* [Task statement]: Return each line of the entries below word for word, leaving out the pictures.

==============================

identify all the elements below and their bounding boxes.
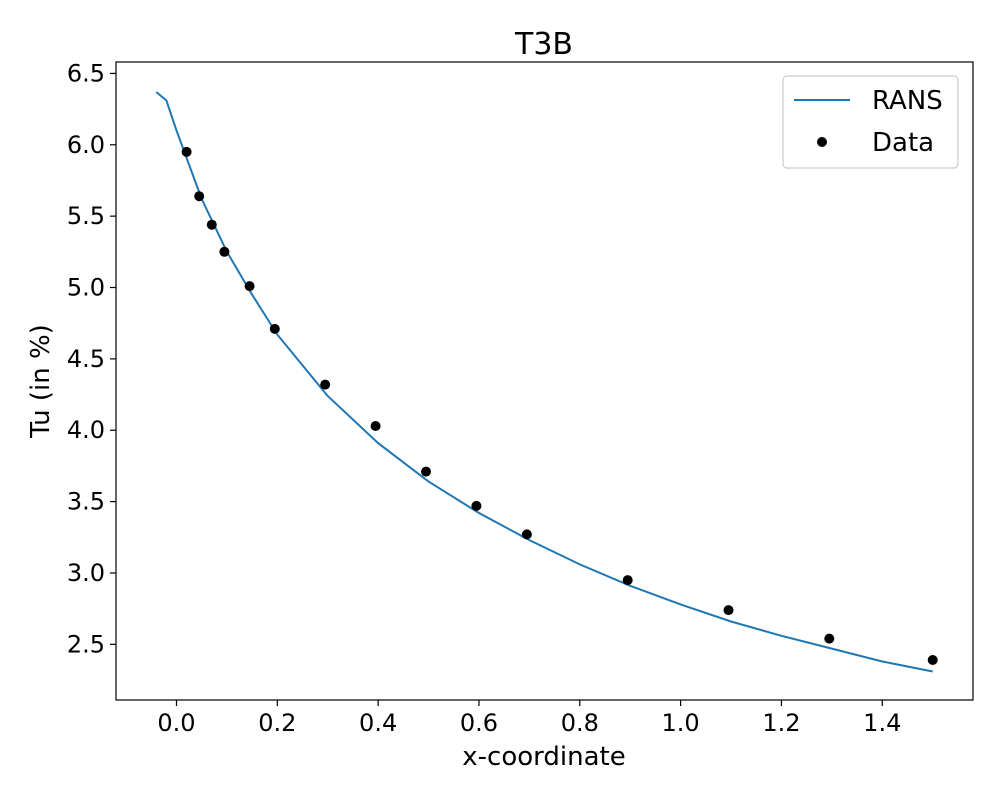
- x-tick-label: 1.0: [662, 709, 700, 737]
- data-point: [370, 421, 381, 431]
- x-tick-label: 0.0: [157, 709, 195, 737]
- y-tick-label: 5.0: [67, 274, 105, 302]
- x-tick-label: 0.2: [258, 709, 296, 737]
- y-tick-label: 3.0: [67, 559, 105, 587]
- plot-area: [155, 91, 938, 673]
- chart-title: T3B: [514, 27, 573, 62]
- y-tick-label: 6.0: [67, 131, 105, 159]
- x-tick-label: 0.8: [561, 709, 599, 737]
- y-tick-label: 4.0: [67, 416, 105, 444]
- x-tick-label: 0.4: [359, 709, 397, 737]
- data-point: [927, 655, 938, 665]
- data-point: [421, 466, 431, 477]
- y-axis: 2.5 3.0 3.5 4.0 4.5 5.0 5.5 6.0 6.5: [67, 59, 116, 658]
- legend-rans-label: RANS: [872, 86, 943, 116]
- data-point: [723, 605, 734, 616]
- x-tick-label: 1.4: [863, 709, 901, 737]
- data-point: [206, 219, 217, 230]
- axes-frame: [115, 61, 974, 701]
- series-line-rans: [155, 91, 933, 673]
- data-point: [244, 281, 255, 292]
- data-point: [622, 575, 633, 586]
- y-tick-label: 5.5: [67, 202, 105, 230]
- legend-data-swatch: [817, 137, 827, 147]
- x-axis-label: x-coordinate: [462, 742, 625, 772]
- data-point: [824, 633, 835, 644]
- legend-data-label: Data: [872, 128, 934, 158]
- y-tick-label: 6.5: [67, 59, 105, 87]
- data-point: [521, 529, 532, 540]
- x-tick-label: 0.6: [460, 709, 498, 737]
- data-point: [181, 146, 192, 157]
- x-axis: 0.0 0.2 0.4 0.6 0.8 1.0 1.2 1.4: [157, 700, 901, 737]
- y-tick-label: 4.5: [67, 345, 105, 373]
- x-tick-label: 1.2: [762, 709, 800, 737]
- legend: RANS Data: [782, 75, 959, 169]
- y-tick-label: 3.5: [67, 488, 105, 516]
- data-point: [471, 500, 482, 511]
- data-point: [269, 323, 280, 334]
- data-point: [194, 191, 205, 202]
- y-tick-label: 2.5: [67, 630, 105, 658]
- data-point: [320, 379, 331, 390]
- data-point: [219, 246, 230, 257]
- y-axis-label: Tu (in %): [26, 324, 56, 439]
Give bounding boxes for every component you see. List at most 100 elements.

==============================

* [Exercise answer]:
identify all the elements below and their bounding boxes.
- x-tick-label: 1.0: [662, 709, 700, 737]
- data-point: [370, 421, 381, 431]
- x-tick-label: 0.0: [157, 709, 195, 737]
- y-tick-label: 5.0: [67, 274, 105, 302]
- x-tick-label: 0.2: [258, 709, 296, 737]
- y-tick-label: 3.0: [67, 559, 105, 587]
- plot-area: [155, 91, 938, 673]
- chart-title: T3B: [514, 27, 573, 62]
- y-tick-label: 6.0: [67, 131, 105, 159]
- x-tick-label: 0.8: [561, 709, 599, 737]
- y-tick-label: 4.0: [67, 416, 105, 444]
- x-tick-label: 0.4: [359, 709, 397, 737]
- data-point: [927, 655, 938, 665]
- data-point: [421, 466, 431, 477]
- y-axis: 2.5 3.0 3.5 4.0 4.5 5.0 5.5 6.0 6.5: [67, 59, 116, 658]
- legend-rans-label: RANS: [872, 86, 943, 116]
- data-point: [723, 605, 734, 616]
- x-tick-label: 1.4: [863, 709, 901, 737]
- data-point: [206, 219, 217, 230]
- axes-frame: [115, 61, 974, 701]
- series-line-rans: [155, 91, 933, 673]
- data-point: [244, 281, 255, 292]
- data-point: [622, 575, 633, 586]
- y-tick-label: 5.5: [67, 202, 105, 230]
- legend-data-swatch: [817, 137, 827, 147]
- x-axis-label: x-coordinate: [462, 742, 625, 772]
- data-point: [824, 633, 835, 644]
- legend-data-label: Data: [872, 128, 934, 158]
- y-tick-label: 6.5: [67, 59, 105, 87]
- data-point: [521, 529, 532, 540]
- x-tick-label: 0.6: [460, 709, 498, 737]
- data-point: [181, 146, 192, 157]
- x-axis: 0.0 0.2 0.4 0.6 0.8 1.0 1.2 1.4: [157, 700, 901, 737]
- y-tick-label: 4.5: [67, 345, 105, 373]
- x-tick-label: 1.2: [762, 709, 800, 737]
- legend: RANS Data: [782, 75, 959, 169]
- y-tick-label: 3.5: [67, 488, 105, 516]
- data-point: [471, 500, 482, 511]
- data-point: [269, 323, 280, 334]
- data-point: [194, 191, 205, 202]
- y-tick-label: 2.5: [67, 630, 105, 658]
- data-point: [320, 379, 331, 390]
- data-point: [219, 246, 230, 257]
- y-axis-label: Tu (in %): [26, 324, 56, 439]
Give bounding boxes for every component you see. List at most 100 elements.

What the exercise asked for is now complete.